Data tied to figure images
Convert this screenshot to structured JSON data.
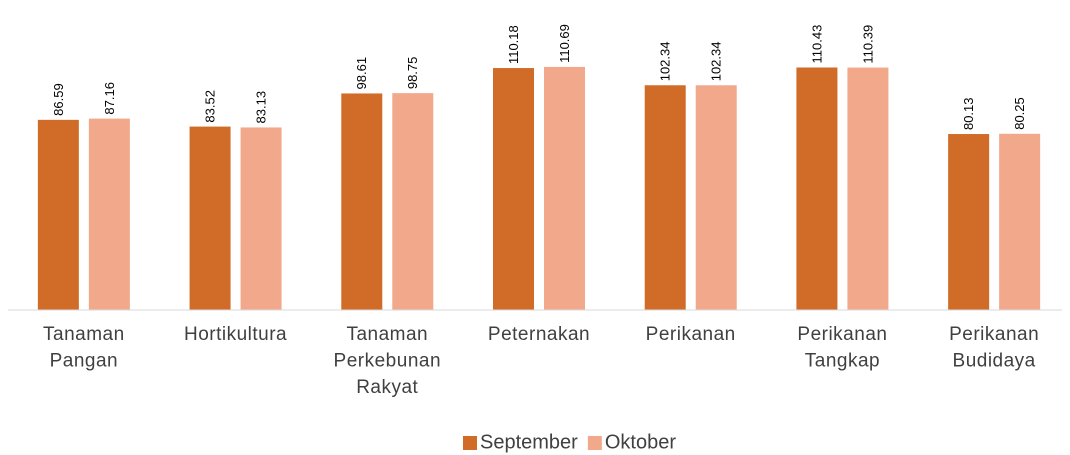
{
  "chart_data": {
    "type": "bar",
    "categories": [
      "Tanaman Pangan",
      "Hortikultura",
      "Tanaman Perkebunan Rakyat",
      "Peternakan",
      "Perikanan",
      "Perikanan Tangkap",
      "Perikanan Budidaya"
    ],
    "series": [
      {
        "name": "September",
        "color": "#d06b28",
        "values": [
          86.59,
          83.52,
          98.61,
          110.18,
          102.34,
          110.43,
          80.13
        ]
      },
      {
        "name": "Oktober",
        "color": "#f2a88a",
        "values": [
          87.16,
          83.13,
          98.75,
          110.69,
          102.34,
          110.39,
          80.25
        ]
      }
    ],
    "ylim": [
      0,
      125
    ],
    "legend": "bottom"
  }
}
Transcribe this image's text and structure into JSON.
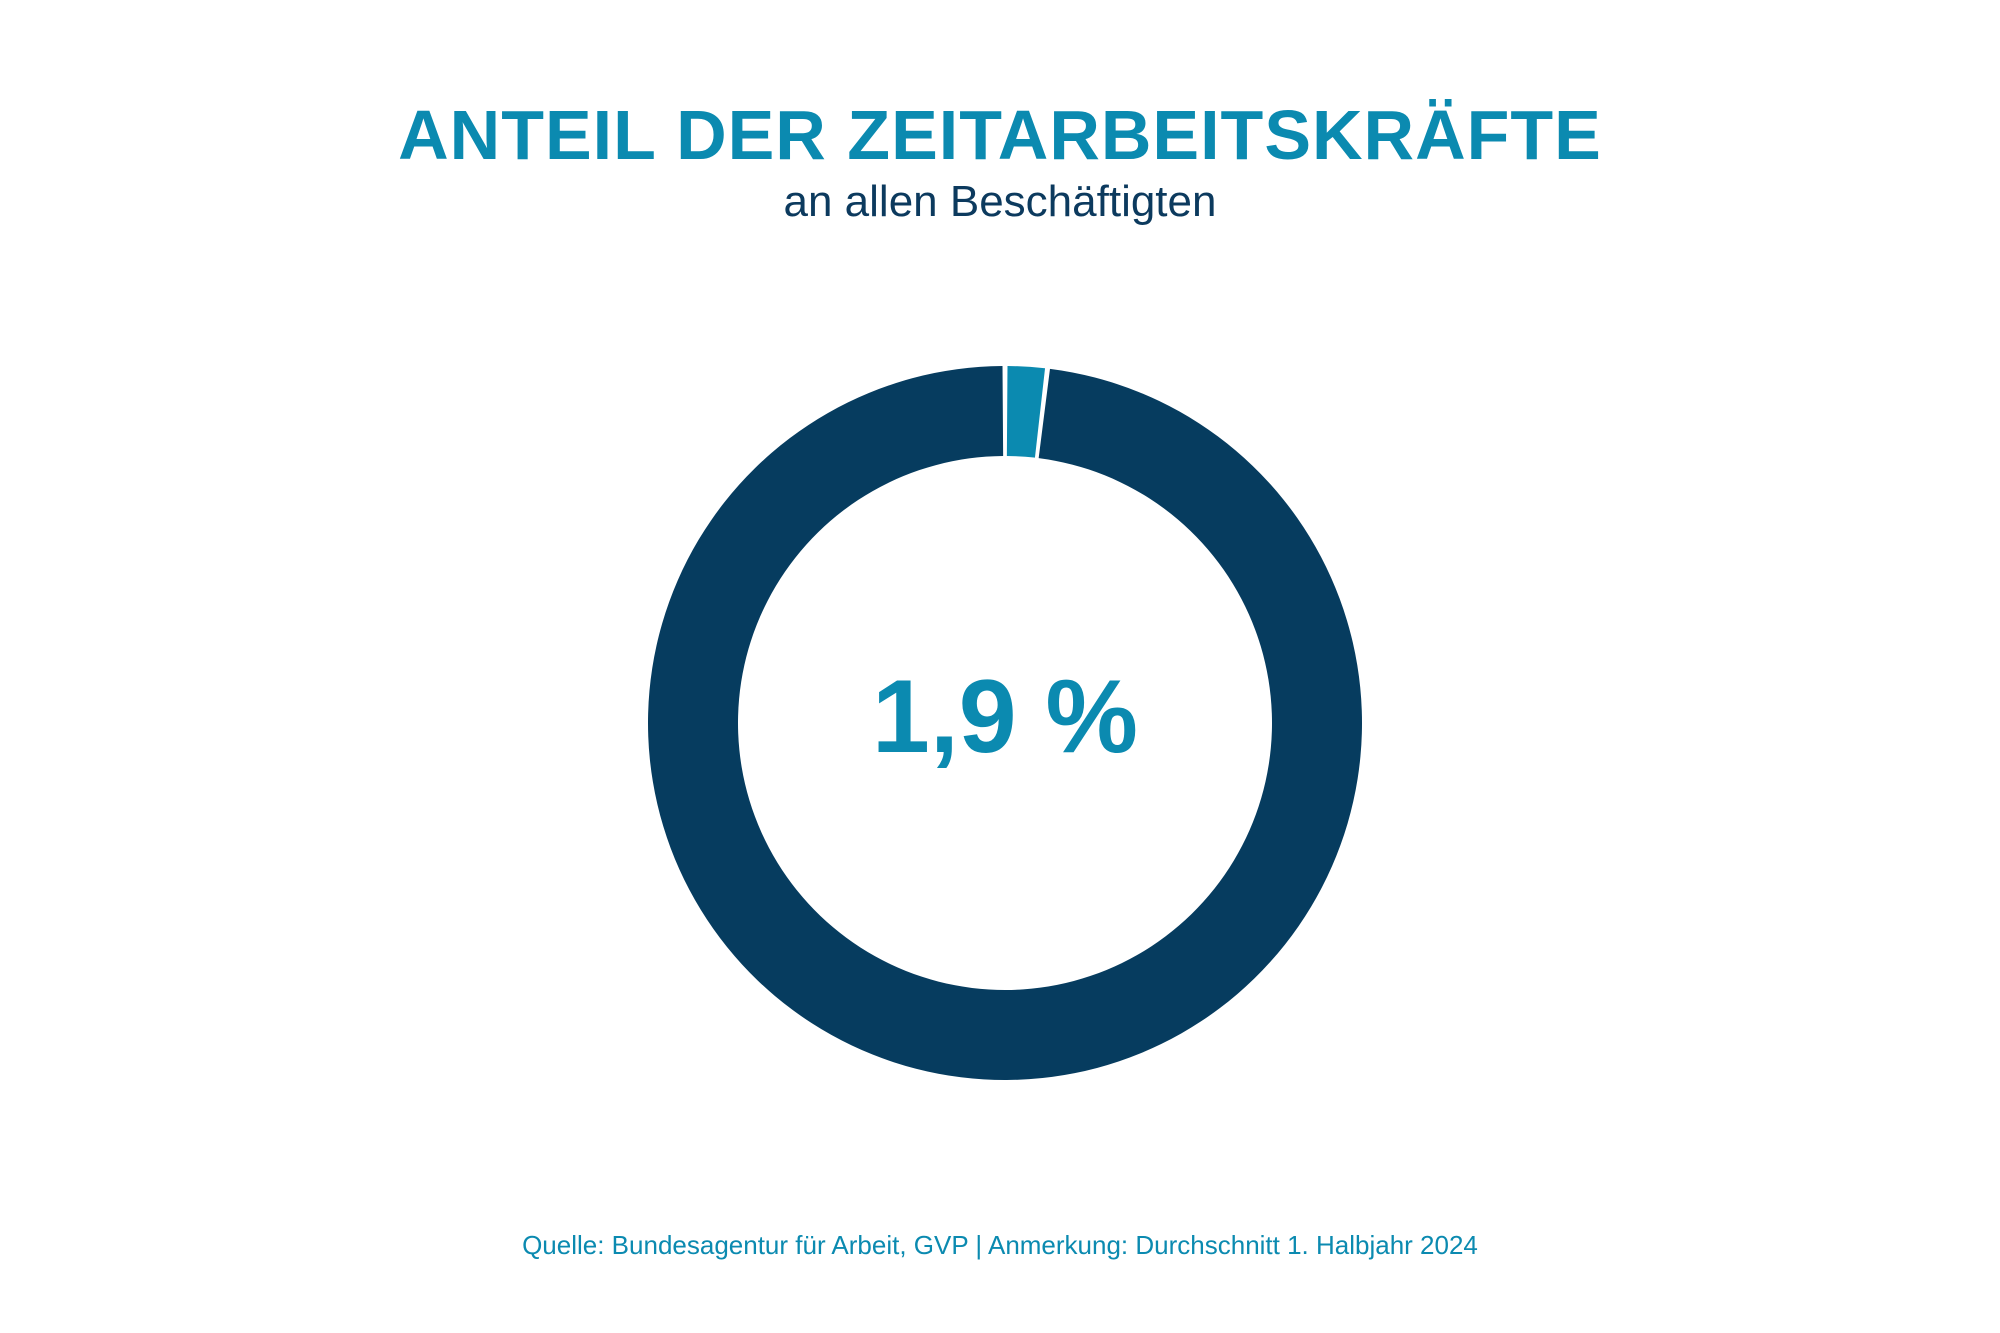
{
  "header": {
    "title": "ANTEIL DER ZEITARBEITSKRÄFTE",
    "subtitle": "an allen Beschäftigten"
  },
  "footer": {
    "source": "Quelle: Bundesagentur für Arbeit, GVP | Anmerkung: Durchschnitt 1. Halbjahr 2024"
  },
  "colors": {
    "highlight": "#0b8ab0",
    "base": "#063c5f",
    "text_dark": "#0c3a5e",
    "background": "#ffffff"
  },
  "chart_data": {
    "type": "pie",
    "variant": "donut",
    "title": "ANTEIL DER ZEITARBEITSKRÄFTE",
    "subtitle": "an allen Beschäftigten",
    "center_label": "1,9 %",
    "slices": [
      {
        "value": 1.9,
        "color": "#0b8ab0"
      },
      {
        "value": 98.1,
        "color": "#063c5f"
      }
    ]
  }
}
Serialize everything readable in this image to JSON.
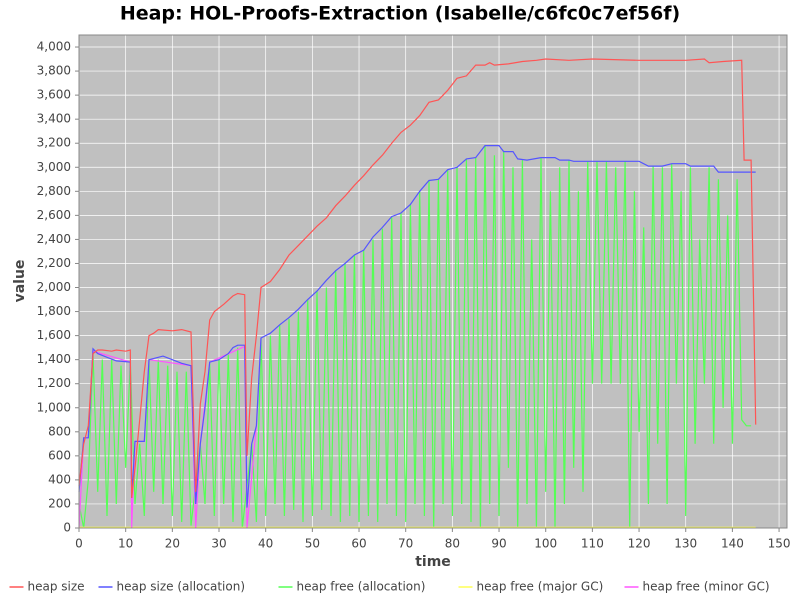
{
  "chart_data": {
    "type": "line",
    "title": "Heap: HOL-Proofs-Extraction (Isabelle/c6fc0c7ef56f)",
    "x_label": "time",
    "y_label": "value",
    "xlim": [
      0,
      151.7
    ],
    "ylim": [
      0,
      4100
    ],
    "xticks": [
      0,
      10,
      20,
      30,
      40,
      50,
      60,
      70,
      80,
      90,
      100,
      110,
      120,
      130,
      140,
      150
    ],
    "yticks": [
      0,
      200,
      400,
      600,
      800,
      {
        "value": 1000,
        "label": "1,000"
      },
      {
        "value": 1200,
        "label": "1,200"
      },
      {
        "value": 1400,
        "label": "1,400"
      },
      {
        "value": 1600,
        "label": "1,600"
      },
      {
        "value": 1800,
        "label": "1,800"
      },
      {
        "value": 2000,
        "label": "2,000"
      },
      {
        "value": 2200,
        "label": "2,200"
      },
      {
        "value": 2400,
        "label": "2,400"
      },
      {
        "value": 2600,
        "label": "2,600"
      },
      {
        "value": 2800,
        "label": "2,800"
      },
      {
        "value": 3000,
        "label": "3,000"
      },
      {
        "value": 3200,
        "label": "3,200"
      },
      {
        "value": 3400,
        "label": "3,400"
      },
      {
        "value": 3600,
        "label": "3,600"
      },
      {
        "value": 3800,
        "label": "3,800"
      },
      {
        "value": 4000,
        "label": "4,000"
      }
    ],
    "grid": true,
    "legend": "bottom",
    "series": [
      {
        "name": "heap size",
        "color": "#ff5555",
        "x": [
          0,
          1,
          2,
          3,
          4,
          5,
          7,
          8,
          10,
          11,
          11.3,
          12,
          13,
          14,
          15,
          16,
          17,
          20,
          22,
          24,
          25,
          26,
          27,
          28,
          29,
          31,
          33,
          34,
          35.5,
          36,
          37,
          38,
          39,
          41,
          43,
          45,
          47,
          49,
          51,
          53,
          55,
          57,
          59,
          61,
          63,
          65,
          67,
          69,
          71,
          73,
          75,
          77,
          79,
          81,
          83,
          85,
          87,
          88,
          89,
          92,
          95,
          98,
          100,
          105,
          110,
          120,
          130,
          134,
          135,
          138,
          142,
          142.5,
          144,
          145
        ],
        "values": [
          350,
          700,
          850,
          1450,
          1480,
          1480,
          1470,
          1480,
          1470,
          1480,
          250,
          500,
          900,
          1300,
          1600,
          1620,
          1650,
          1640,
          1650,
          1630,
          300,
          1030,
          1300,
          1730,
          1800,
          1860,
          1930,
          1950,
          1940,
          600,
          1250,
          1600,
          2000,
          2050,
          2150,
          2270,
          2350,
          2430,
          2510,
          2580,
          2680,
          2760,
          2850,
          2930,
          3020,
          3100,
          3200,
          3290,
          3350,
          3430,
          3540,
          3560,
          3640,
          3740,
          3760,
          3850,
          3850,
          3870,
          3850,
          3860,
          3880,
          3890,
          3900,
          3890,
          3900,
          3890,
          3890,
          3900,
          3870,
          3880,
          3890,
          3060,
          3060,
          860
        ]
      },
      {
        "name": "heap size (allocation)",
        "color": "#5555ff",
        "x": [
          0,
          1,
          2,
          3,
          4,
          6,
          8,
          11,
          11.3,
          12,
          14,
          15,
          17,
          18,
          20,
          22,
          24,
          25,
          26,
          27,
          28,
          30,
          32,
          33,
          34,
          35.5,
          36,
          37,
          38,
          39,
          41,
          43,
          45,
          47,
          49,
          51,
          53,
          55,
          57,
          59,
          61,
          63,
          65,
          67,
          69,
          71,
          73,
          75,
          77,
          79,
          81,
          83,
          85,
          87,
          90,
          91,
          93,
          94,
          96,
          99,
          102,
          103,
          105,
          106,
          110,
          120,
          122,
          125,
          127,
          130,
          131,
          136,
          137,
          140,
          145
        ],
        "values": [
          300,
          750,
          750,
          1490,
          1450,
          1420,
          1390,
          1380,
          250,
          720,
          720,
          1400,
          1420,
          1430,
          1400,
          1370,
          1350,
          200,
          700,
          1000,
          1380,
          1400,
          1450,
          1500,
          1520,
          1520,
          170,
          700,
          850,
          1580,
          1620,
          1690,
          1750,
          1820,
          1900,
          1970,
          2060,
          2140,
          2200,
          2270,
          2310,
          2420,
          2500,
          2590,
          2620,
          2690,
          2800,
          2890,
          2900,
          2980,
          3000,
          3070,
          3080,
          3180,
          3180,
          3130,
          3130,
          3070,
          3060,
          3080,
          3080,
          3060,
          3060,
          3050,
          3050,
          3050,
          3010,
          3010,
          3030,
          3030,
          3010,
          3010,
          2960,
          2960,
          2960
        ]
      },
      {
        "name": "heap free (allocation)",
        "color": "#55ff55",
        "x": [
          0,
          1,
          2,
          3,
          4,
          5,
          6,
          7,
          8,
          9,
          10,
          11,
          12,
          13,
          14,
          15,
          16,
          17,
          18,
          19,
          20,
          21,
          22,
          23,
          24,
          26,
          27,
          28,
          29,
          30,
          31,
          32,
          33,
          34,
          35,
          37,
          38,
          39,
          40,
          41,
          42,
          43,
          44,
          45,
          46,
          47,
          48,
          49,
          50,
          51,
          52,
          53,
          54,
          55,
          56,
          57,
          58,
          59,
          60,
          61,
          62,
          63,
          64,
          65,
          66,
          67,
          68,
          69,
          70,
          71,
          72,
          73,
          74,
          75,
          76,
          77,
          78,
          79,
          80,
          81,
          82,
          83,
          84,
          85,
          86,
          87,
          88,
          89,
          90,
          91,
          92,
          93,
          94,
          95,
          96,
          97,
          98,
          99,
          100,
          101,
          102,
          103,
          104,
          105,
          106,
          107,
          108,
          109,
          110,
          111,
          112,
          113,
          114,
          115,
          116,
          117,
          118,
          119,
          120,
          121,
          122,
          123,
          124,
          125,
          126,
          127,
          128,
          129,
          130,
          131,
          132,
          133,
          134,
          135,
          136,
          137,
          138,
          139,
          140,
          141,
          142,
          143,
          144
        ],
        "values": [
          200,
          0,
          400,
          1450,
          300,
          1400,
          100,
          1400,
          200,
          1350,
          500,
          1380,
          200,
          700,
          100,
          1400,
          300,
          1400,
          200,
          1350,
          100,
          1300,
          50,
          1300,
          20,
          700,
          200,
          1370,
          100,
          1400,
          200,
          1440,
          50,
          1500,
          0,
          700,
          50,
          1580,
          100,
          1600,
          200,
          1690,
          100,
          1740,
          150,
          1800,
          50,
          1900,
          100,
          1970,
          150,
          2000,
          100,
          2140,
          50,
          2200,
          100,
          2270,
          50,
          2310,
          100,
          2400,
          50,
          2490,
          200,
          2590,
          100,
          2620,
          50,
          2690,
          200,
          2800,
          100,
          2890,
          0,
          2900,
          200,
          2980,
          100,
          3000,
          200,
          3070,
          50,
          3080,
          0,
          3180,
          200,
          3100,
          100,
          3130,
          500,
          3000,
          0,
          3060,
          200,
          2400,
          0,
          3080,
          300,
          2800,
          0,
          3000,
          200,
          3060,
          500,
          2800,
          300,
          3050,
          1200,
          3050,
          1200,
          3050,
          1200,
          3000,
          1200,
          3050,
          0,
          2800,
          800,
          2500,
          200,
          3010,
          700,
          3000,
          200,
          3030,
          1200,
          2800,
          100,
          3000,
          700,
          2400,
          1200,
          3000,
          700,
          2900,
          1000,
          2600,
          700,
          2900,
          900,
          850,
          850
        ]
      },
      {
        "name": "heap free (major GC)",
        "color": "#ffff55",
        "x": [
          0,
          145
        ],
        "values": [
          5,
          5
        ]
      },
      {
        "name": "heap free (minor GC)",
        "color": "#ff55ff",
        "x": [
          0,
          1,
          2,
          3,
          11,
          11.3,
          12,
          14,
          15,
          24,
          25,
          26,
          28,
          35.5,
          36,
          38,
          39
        ],
        "values": [
          0,
          750,
          750,
          1470,
          1380,
          0,
          720,
          720,
          1400,
          1350,
          0,
          700,
          1380,
          1510,
          0,
          850,
          1580
        ]
      }
    ]
  }
}
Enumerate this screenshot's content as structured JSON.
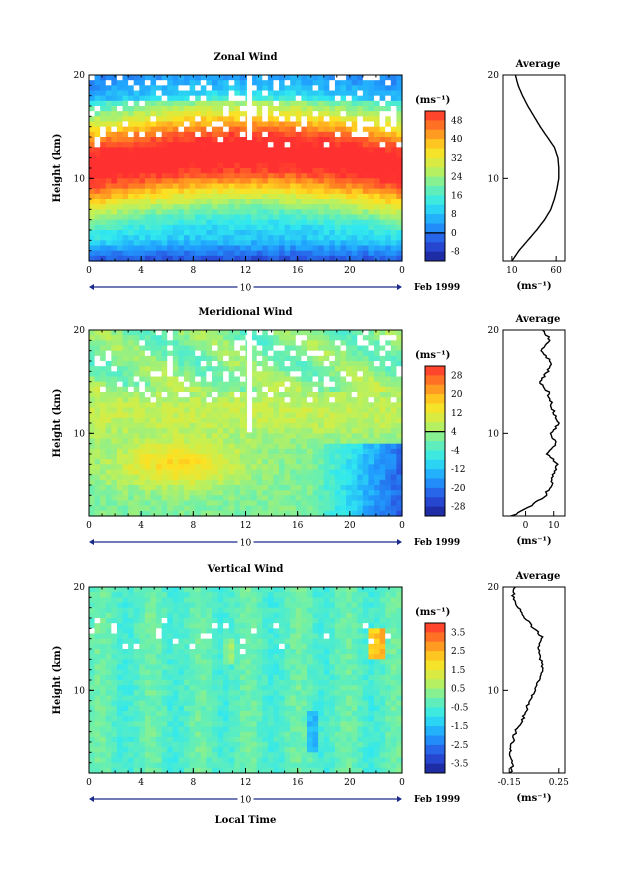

EXERCISE REQUIREMENTS: Check every line of the data, and copy the ones that contain "Tanaman".

EXERCISE ANSWER:
      "Tanaman Pangan",
      "Tanaman Perkebunan Rakyat",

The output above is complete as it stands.